● Short task A:
Which processors does the assembler article name as members of the Intel family of machine languages?

● Provided passage:
════════

Could you write an assembler with a smooth, backward-compatible path from raw binary (or, say, hexadecimal or octal) code up to a reasonable macro-assembler programming environment? Could it be smaller than existing assemblers? Maybe, but it's much easier to make a wrong turn and fall into the Turing tarpit.
In an assembly-language program, traditionally, you have a sequence of
operations that add bytes to the program being assembled and resolve
labels, which may result in changing bytes that have already been
assembled.  The simplest operation is something like db:
    db 0x1a                  ; clear screen
This appends the byte 0x1a at the current pointer (which I think is
called $ in traditional assembly-language syntax used by, for
example, the CP/M assembler for the Intel 8080, as in this case; or
. in AT&T or gas syntax) and advances that current pointer by one
byte.
In an RPN calculation, by contrast, you have a sequence of operations
that add numbers to a stack, advancing the stack pointer.  If your RPN
calculator is in hexadecimal mode and it processes the operation 1A
then it appends the number 0x1a at the current stack pointer and
advances that current pointer by one stack item.
There is an obvious similarity between these two operations. But adding programmability to an RPN calculator is very easy. Can we exploit this? What happens if we try to incrementally add RPN calculation abilities to a minimal assembler? Can we put entire instruction sets into macro libraries, as Assembler bootstrapping suggests (and points out was common in the past), if we simply conflate the operand stack with the memory space we're assembling intoo?
Jeremiah Orians took exception to my claim in Assembler bootstrapping that a minimal assembler would have labels and macros, since his stage0, like Edmund GRIMLEY EVANS's bcompiler and various things we've discussed on kragen-tol and kragen-discuss over the years, starts from simply converting hexadecimal or octal into machine code. Now, it's merely a question of semantics whether such a program, which recognizes only hexadecimal or octal input, should be called an "assembler" or not --- normally an assembler recognizes instruction opcode mnemonics and handles labels --- but it's undeniably a very useful tool for bootstrapping.
So, for example, here's an MS-DOS 64-byte demo I wrote a few
years ago, in an octal format such a program might accept, which can
be obtained from od -vbAn:
260 023 315 020 304 057 211 350 367 056 001 001 211 305 061 306
061 322 211 301 061 333 210 367 211 337 301 373 002 001 337 211
303 301 373 010 001 337 001 367 133 046 210 075 103 123 211 303
301 373 004 001 332 211 323 301 373 004 051 330 342 326 353 306
As explained in An 8080 opcode map in octal, the Intel family of machine languages, including the 8080, the 8086, the i386, and amd64, and even the 8008 (as explained in Further notes on algebras for dark silicon), are much easier to read in octal than in hexadecimal, and the code to convert from octal to binary is simpler than the code to convert from hexadecimal to binary (especially traditional 0123456789abcdef hexadecimal instead of 0123456789jklmno).

════════

● Short task B:
In the entries below, what is the numbered list made from the part that opens with the line containing "status-bar: 28% 12:26 PM [0, 0, 506, 38]" and closes with the line containing "usb-icon [18, 11, 30, 29]"?

● Material:
════════

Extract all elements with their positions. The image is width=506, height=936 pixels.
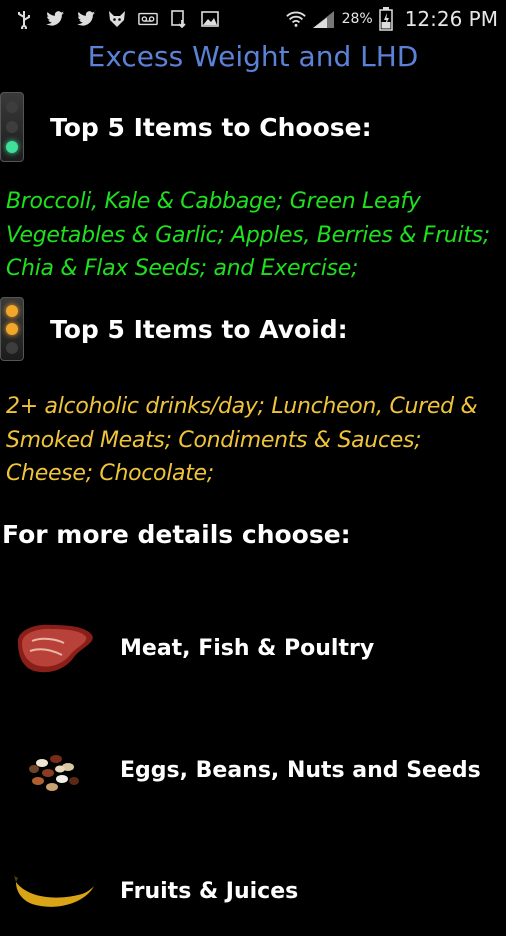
status-bar: 28% 12:26 PM [0, 0, 506, 38]
menu-item-label: Eggs, Beans, Nuts and Seeds [120, 757, 481, 783]
amber-traffic-light-icon [0, 297, 24, 361]
menu-item-meat[interactable]: Meat, Fish & Poultry [0, 603, 506, 693]
app-title: Excess Weight and LHD [87, 40, 419, 73]
usb-icon [18, 11, 30, 29]
menu-item-label: Meat, Fish & Poultry [120, 635, 375, 661]
menu-item-eggs-beans[interactable]: Eggs, Beans, Nuts and Seeds [0, 725, 506, 815]
choose-section-header: Top 5 Items to Choose: [0, 92, 372, 162]
download-icon [171, 10, 186, 29]
avoid-heading: Top 5 Items to Avoid: [50, 314, 348, 344]
banana-icon [14, 876, 94, 907]
fox-icon [109, 11, 125, 27]
avoid-line: Cheese; Chocolate; [6, 461, 214, 486]
choose-line: Vegetables & Garlic; Apples, Berries & F… [6, 222, 490, 248]
battery-icon [378, 7, 393, 31]
choose-line: Broccoli, Kale & Cabbage; Green Leafy [6, 189, 421, 214]
signal-icon [312, 11, 334, 28]
menu-item-fruits[interactable]: Fruits & Juices [0, 846, 506, 936]
clock: 12:26 PM [404, 7, 498, 31]
choose-line: Chia & Flax Seeds; and Exercise; [6, 256, 359, 281]
notification-icons [14, 9, 220, 29]
battery-percent: 28% [341, 11, 373, 27]
wifi-icon [285, 11, 306, 27]
steak-icon [17, 624, 93, 673]
choose-items: Broccoli, Kale & Cabbage; Green Leafy Ve… [6, 185, 502, 286]
twitter-icon [77, 11, 95, 26]
green-traffic-light-icon [0, 92, 24, 162]
voicemail-icon [138, 12, 158, 26]
image-icon [201, 11, 219, 27]
details-label: For more details choose: [2, 520, 351, 549]
avoid-section-header: Top 5 Items to Avoid: [0, 297, 348, 361]
twitter-icon [46, 11, 64, 26]
beans-icon [29, 755, 79, 791]
avoid-items: 2+ alcoholic drinks/day; Luncheon, Cured… [6, 390, 502, 491]
avoid-line: Smoked Meats; Condiments & Sauces; [6, 427, 422, 453]
system-status: 28% 12:26 PM [285, 7, 498, 31]
avoid-line: 2+ alcoholic drinks/day; Luncheon, Cured… [6, 394, 478, 419]
choose-heading: Top 5 Items to Choose: [50, 112, 372, 142]
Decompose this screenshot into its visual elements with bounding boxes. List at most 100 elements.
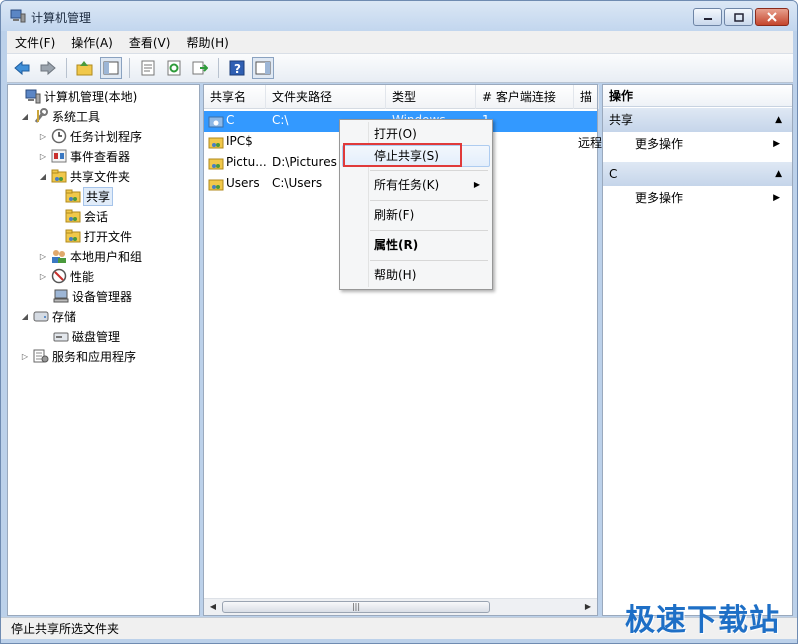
collapse-up-icon[interactable]: ▲ [775, 162, 782, 186]
tree-item-label: 会话 [84, 209, 109, 224]
tree-item-label: 性能 [70, 269, 95, 284]
toolbar-separator [129, 58, 130, 78]
shared-folder-icon [65, 229, 81, 243]
tree-item-label: 共享文件夹 [70, 169, 131, 184]
tree-item-event-viewer[interactable]: ▷ 事件查看器 [38, 146, 130, 166]
column-header-folder-path[interactable]: 文件夹路径 [266, 85, 386, 109]
shared-folder-icon [65, 209, 81, 223]
tree-item-storage[interactable]: ◢ 存储 [20, 306, 76, 326]
forward-button[interactable] [37, 57, 59, 79]
tree-item-label: 事件查看器 [70, 149, 131, 164]
tree-item-shared-folders[interactable]: ◢ 共享文件夹 [38, 166, 130, 186]
forward-icon [40, 60, 56, 76]
export-list-button[interactable] [189, 57, 211, 79]
scroll-right-icon[interactable]: ▶ [582, 601, 594, 613]
context-menu-refresh[interactable]: 刷新(F) [342, 204, 490, 226]
action-section-title: 共享 [609, 113, 634, 127]
tree-item-label: 设备管理器 [72, 289, 133, 304]
up-icon [76, 61, 93, 76]
context-menu-open[interactable]: 打开(O) [342, 123, 490, 145]
show-hide-action-pane-button[interactable] [252, 57, 274, 79]
performance-icon [51, 268, 67, 284]
scroll-left-icon[interactable]: ◀ [207, 601, 219, 613]
column-header-share-name[interactable]: 共享名 [204, 85, 266, 109]
close-icon [767, 12, 777, 22]
folder-path: C:\Users [272, 176, 323, 190]
disk-icon [53, 332, 69, 342]
context-menu-label: 所有任务(K) [374, 178, 440, 192]
maximize-icon [733, 12, 744, 22]
show-hide-tree-icon [103, 61, 119, 75]
menu-view[interactable]: 查看(V) [121, 34, 179, 51]
maximize-button[interactable] [724, 8, 753, 26]
expand-arrow-icon[interactable]: ▷ [38, 152, 48, 161]
more-actions-item[interactable]: 更多操作 ▶ [603, 186, 792, 210]
context-menu-separator [370, 260, 488, 261]
shared-folder-icon [51, 169, 67, 183]
refresh-button[interactable] [163, 57, 185, 79]
more-actions-item[interactable]: 更多操作 ▶ [603, 132, 792, 156]
tree-item-local-users-groups[interactable]: ▷ 本地用户和组 [38, 246, 142, 266]
menu-file[interactable]: 文件(F) [7, 34, 63, 51]
show-hide-action-pane-icon [255, 61, 271, 75]
svg-text:?: ? [234, 62, 241, 76]
tools-icon [34, 108, 48, 123]
show-hide-tree-button[interactable] [100, 57, 122, 79]
collapse-up-icon[interactable]: ▲ [775, 108, 782, 132]
menu-help[interactable]: 帮助(H) [178, 34, 236, 51]
horizontal-scrollbar[interactable]: ◀ ||| ▶ [204, 598, 597, 615]
column-header-client-connections[interactable]: # 客户端连接 [476, 85, 574, 109]
tree-item-performance[interactable]: ▷ 性能 [38, 266, 94, 286]
export-list-icon [192, 61, 208, 75]
expand-arrow-icon[interactable]: ▷ [20, 352, 30, 361]
column-header-description[interactable]: 描述 [574, 85, 599, 109]
collapse-arrow-icon[interactable]: ◢ [20, 112, 30, 121]
tree-item-disk-management[interactable]: 磁盘管理 [50, 326, 120, 346]
menu-action[interactable]: 操作(A) [63, 34, 121, 51]
help-icon: ? [229, 60, 245, 76]
shared-folder-icon [208, 179, 224, 191]
tree-item-computer-management[interactable]: 计算机管理(本地) [12, 86, 137, 106]
column-header-type[interactable]: 类型 [386, 85, 476, 109]
properties-button[interactable] [137, 57, 159, 79]
expand-arrow-icon[interactable]: ▷ [38, 252, 48, 261]
folder-path: C:\ [272, 113, 289, 127]
tree-item-system-tools[interactable]: ◢ 系统工具 [20, 106, 100, 126]
close-button[interactable] [755, 8, 789, 26]
shared-folder-icon [208, 137, 224, 149]
context-menu-properties[interactable]: 属性(R) [342, 234, 490, 256]
back-button[interactable] [11, 57, 33, 79]
expand-arrow-icon[interactable]: ▷ [38, 272, 48, 281]
tree-item-label: 打开文件 [84, 229, 133, 244]
help-button[interactable]: ? [226, 57, 248, 79]
tree-item-label: 磁盘管理 [72, 329, 121, 344]
tree-item-label: 计算机管理(本地) [44, 89, 138, 104]
action-section-title: C [609, 167, 618, 181]
action-section-c[interactable]: C ▲ [603, 162, 792, 186]
tree-item-device-manager[interactable]: 设备管理器 [50, 286, 132, 306]
scrollbar-thumb[interactable]: ||| [222, 601, 490, 613]
collapse-arrow-icon[interactable]: ◢ [38, 172, 48, 181]
status-text: 停止共享所选文件夹 [11, 622, 120, 636]
tree-item-shares[interactable]: 共享 [62, 186, 114, 206]
action-section-shares[interactable]: 共享 ▲ [603, 108, 792, 132]
up-button[interactable] [74, 57, 96, 79]
context-menu-all-tasks[interactable]: 所有任务(K) ▶ [342, 174, 490, 196]
shared-folder-icon [208, 158, 224, 170]
share-description: 远程 [578, 136, 603, 150]
tree-item-open-files[interactable]: 打开文件 [62, 226, 132, 246]
minimize-button[interactable] [693, 8, 722, 26]
context-menu-separator [370, 170, 488, 171]
action-pane: 操作 共享 ▲ 更多操作 ▶ C ▲ 更多操作 ▶ [602, 84, 793, 616]
tree-item-services-applications[interactable]: ▷ 服务和应用程序 [20, 346, 136, 366]
collapse-arrow-icon[interactable]: ◢ [20, 312, 30, 321]
refresh-icon [167, 60, 181, 76]
expand-arrow-icon[interactable]: ▷ [38, 132, 48, 141]
context-menu-help[interactable]: 帮助(H) [342, 264, 490, 286]
shared-folder-icon [208, 116, 224, 128]
title-bar[interactable]: 计算机管理 [1, 1, 797, 31]
toolbar-separator [66, 58, 67, 78]
tree-item-sessions[interactable]: 会话 [62, 206, 108, 226]
action-pane-title: 操作 [603, 85, 792, 107]
tree-item-task-scheduler[interactable]: ▷ 任务计划程序 [38, 126, 142, 146]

════════

● Written answer A:
8080, 8086, i386, amd64, 8008

● Written answer B:
1. status-bar: 28% 12:26 PM [0, 0, 506, 38]
2. menu-item-label: Eggs, Beans, Nuts and Seeds [120, 757, 481, 783]
3. amber-traffic-light-icon [0, 297, 24, 361]
4. menu-item-meat[interactable]: Meat, Fish & Poultry [0, 603, 506, 693]
5. app-title: Excess Weight and LHD [87, 40, 419, 73]
6. usb-icon [18, 11, 30, 29]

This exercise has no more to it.